▸ **TASK GOAL**
Below are some records; give them all again exactly, but not the pictures.
==== ROWS
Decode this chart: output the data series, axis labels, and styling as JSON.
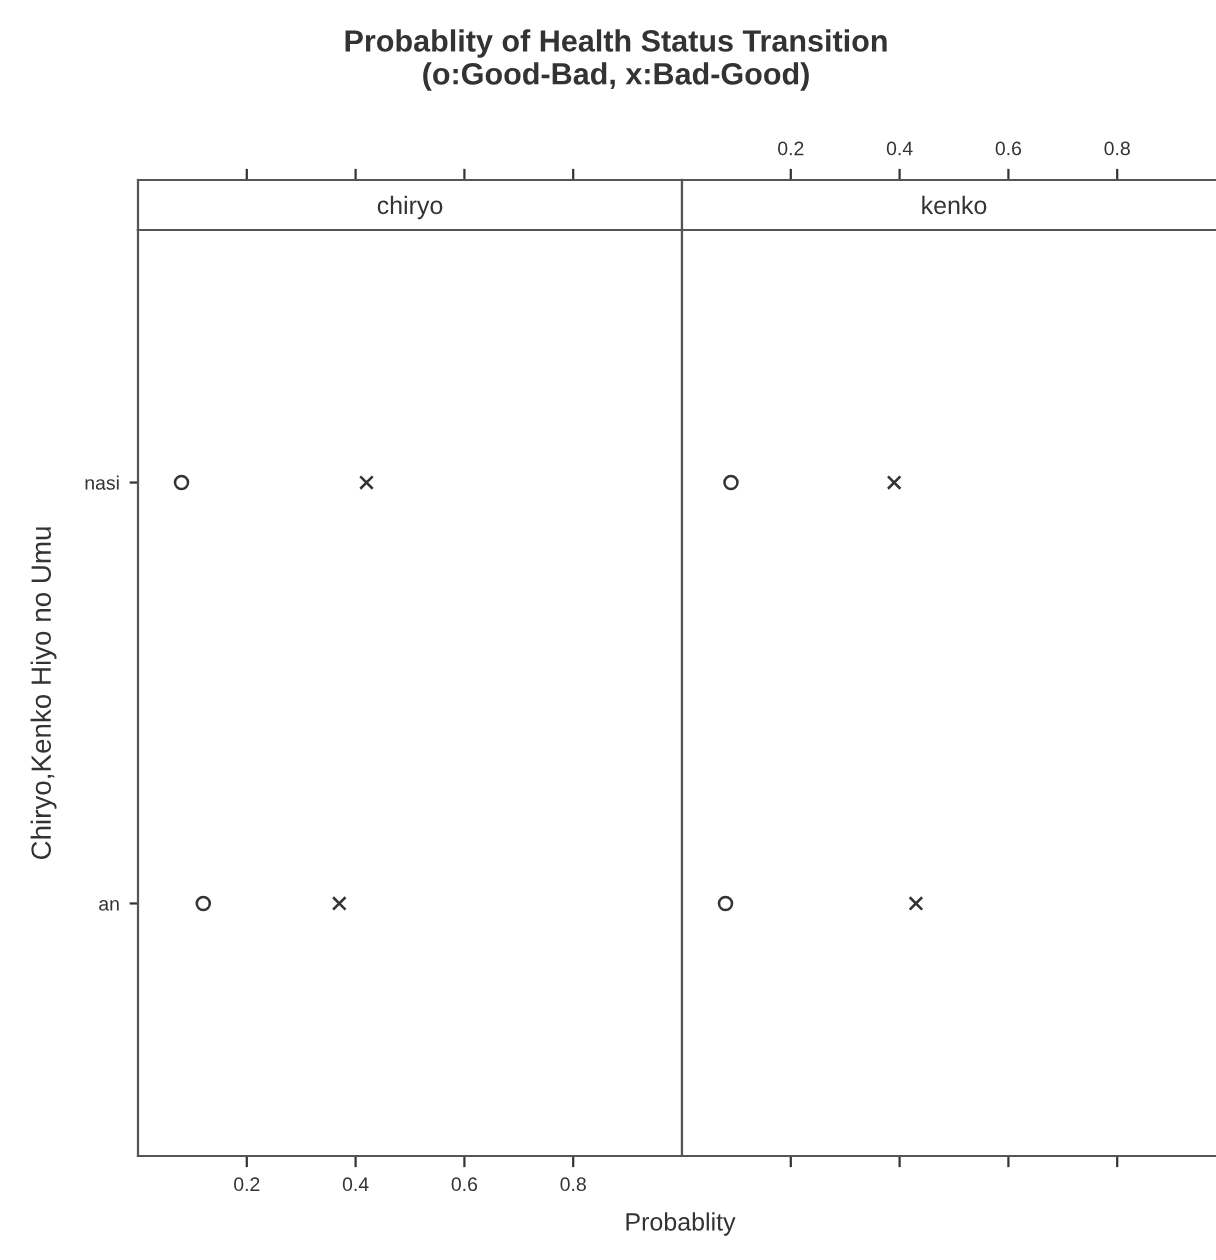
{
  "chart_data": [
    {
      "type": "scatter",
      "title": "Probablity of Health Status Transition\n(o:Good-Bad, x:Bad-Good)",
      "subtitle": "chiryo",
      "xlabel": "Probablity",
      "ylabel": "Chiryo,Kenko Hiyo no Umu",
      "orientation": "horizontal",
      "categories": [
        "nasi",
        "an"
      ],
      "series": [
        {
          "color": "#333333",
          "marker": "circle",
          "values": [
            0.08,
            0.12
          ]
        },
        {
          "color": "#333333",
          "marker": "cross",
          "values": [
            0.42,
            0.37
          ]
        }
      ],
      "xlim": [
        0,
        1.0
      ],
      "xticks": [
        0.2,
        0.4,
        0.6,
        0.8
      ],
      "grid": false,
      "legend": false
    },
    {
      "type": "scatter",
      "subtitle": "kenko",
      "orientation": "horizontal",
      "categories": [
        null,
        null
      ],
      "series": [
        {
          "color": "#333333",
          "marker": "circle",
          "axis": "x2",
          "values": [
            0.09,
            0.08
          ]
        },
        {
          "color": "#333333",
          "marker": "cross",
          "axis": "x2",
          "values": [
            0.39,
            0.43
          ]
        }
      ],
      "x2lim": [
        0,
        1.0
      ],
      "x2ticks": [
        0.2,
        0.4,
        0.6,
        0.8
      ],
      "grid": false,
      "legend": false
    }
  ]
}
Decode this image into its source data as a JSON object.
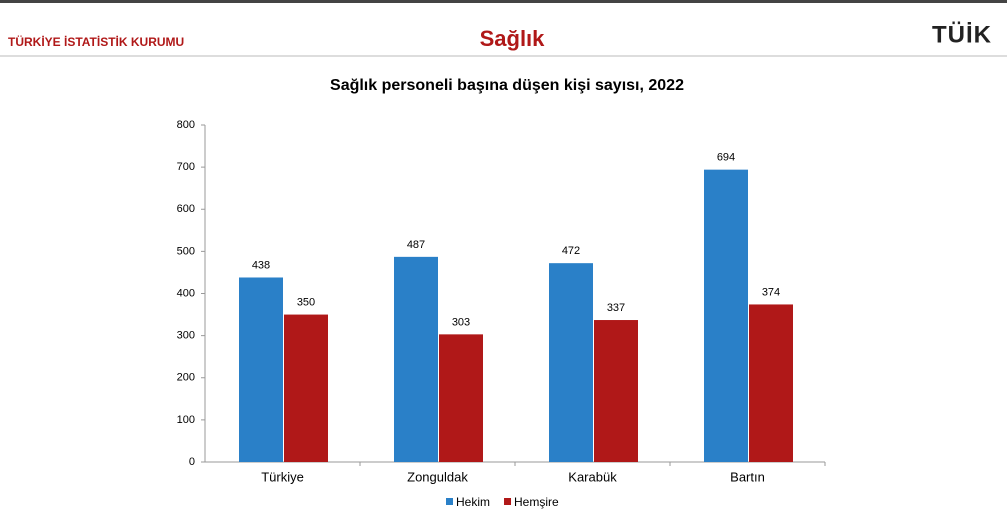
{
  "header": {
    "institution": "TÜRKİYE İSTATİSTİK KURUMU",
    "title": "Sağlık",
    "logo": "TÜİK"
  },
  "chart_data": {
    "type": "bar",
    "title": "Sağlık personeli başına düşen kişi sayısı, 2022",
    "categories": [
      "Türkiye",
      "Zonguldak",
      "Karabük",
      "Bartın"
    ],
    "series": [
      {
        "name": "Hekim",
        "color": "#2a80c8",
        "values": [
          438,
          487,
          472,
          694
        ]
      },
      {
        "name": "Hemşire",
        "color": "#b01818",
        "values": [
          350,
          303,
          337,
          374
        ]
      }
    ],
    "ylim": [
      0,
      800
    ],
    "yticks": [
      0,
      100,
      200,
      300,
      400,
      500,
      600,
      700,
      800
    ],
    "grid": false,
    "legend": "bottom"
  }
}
========
▸ **FINAL ANSWER**
Decode this chart: output the data series, axis labels, and styling as JSON.
{
  "chart_data": [
    {
      "type": "scatter",
      "title": "Probablity of Health Status Transition\n(o:Good-Bad, x:Bad-Good)",
      "subtitle": "chiryo",
      "xlabel": "Probablity",
      "ylabel": "Chiryo,Kenko Hiyo no Umu",
      "orientation": "horizontal",
      "categories": [
        "nasi",
        "an"
      ],
      "series": [
        {
          "color": "#333333",
          "marker": "circle",
          "values": [
            0.08,
            0.12
          ]
        },
        {
          "color": "#333333",
          "marker": "cross",
          "values": [
            0.42,
            0.37
          ]
        }
      ],
      "xlim": [
        0,
        1.0
      ],
      "xticks": [
        0.2,
        0.4,
        0.6,
        0.8
      ],
      "grid": false,
      "legend": false
    },
    {
      "type": "scatter",
      "subtitle": "kenko",
      "orientation": "horizontal",
      "categories": [
        null,
        null
      ],
      "series": [
        {
          "color": "#333333",
          "marker": "circle",
          "axis": "x2",
          "values": [
            0.09,
            0.08
          ]
        },
        {
          "color": "#333333",
          "marker": "cross",
          "axis": "x2",
          "values": [
            0.39,
            0.43
          ]
        }
      ],
      "x2lim": [
        0,
        1.0
      ],
      "x2ticks": [
        0.2,
        0.4,
        0.6,
        0.8
      ],
      "grid": false,
      "legend": false
    }
  ]
}
Decode this image into its source data as a JSON object.
{
  "header": {
    "institution": "TÜRKİYE İSTATİSTİK KURUMU",
    "title": "Sağlık",
    "logo": "TÜİK"
  },
  "chart_data": {
    "type": "bar",
    "title": "Sağlık personeli başına düşen kişi sayısı, 2022",
    "categories": [
      "Türkiye",
      "Zonguldak",
      "Karabük",
      "Bartın"
    ],
    "series": [
      {
        "name": "Hekim",
        "color": "#2a80c8",
        "values": [
          438,
          487,
          472,
          694
        ]
      },
      {
        "name": "Hemşire",
        "color": "#b01818",
        "values": [
          350,
          303,
          337,
          374
        ]
      }
    ],
    "ylim": [
      0,
      800
    ],
    "yticks": [
      0,
      100,
      200,
      300,
      400,
      500,
      600,
      700,
      800
    ],
    "grid": false,
    "legend": "bottom"
  }
}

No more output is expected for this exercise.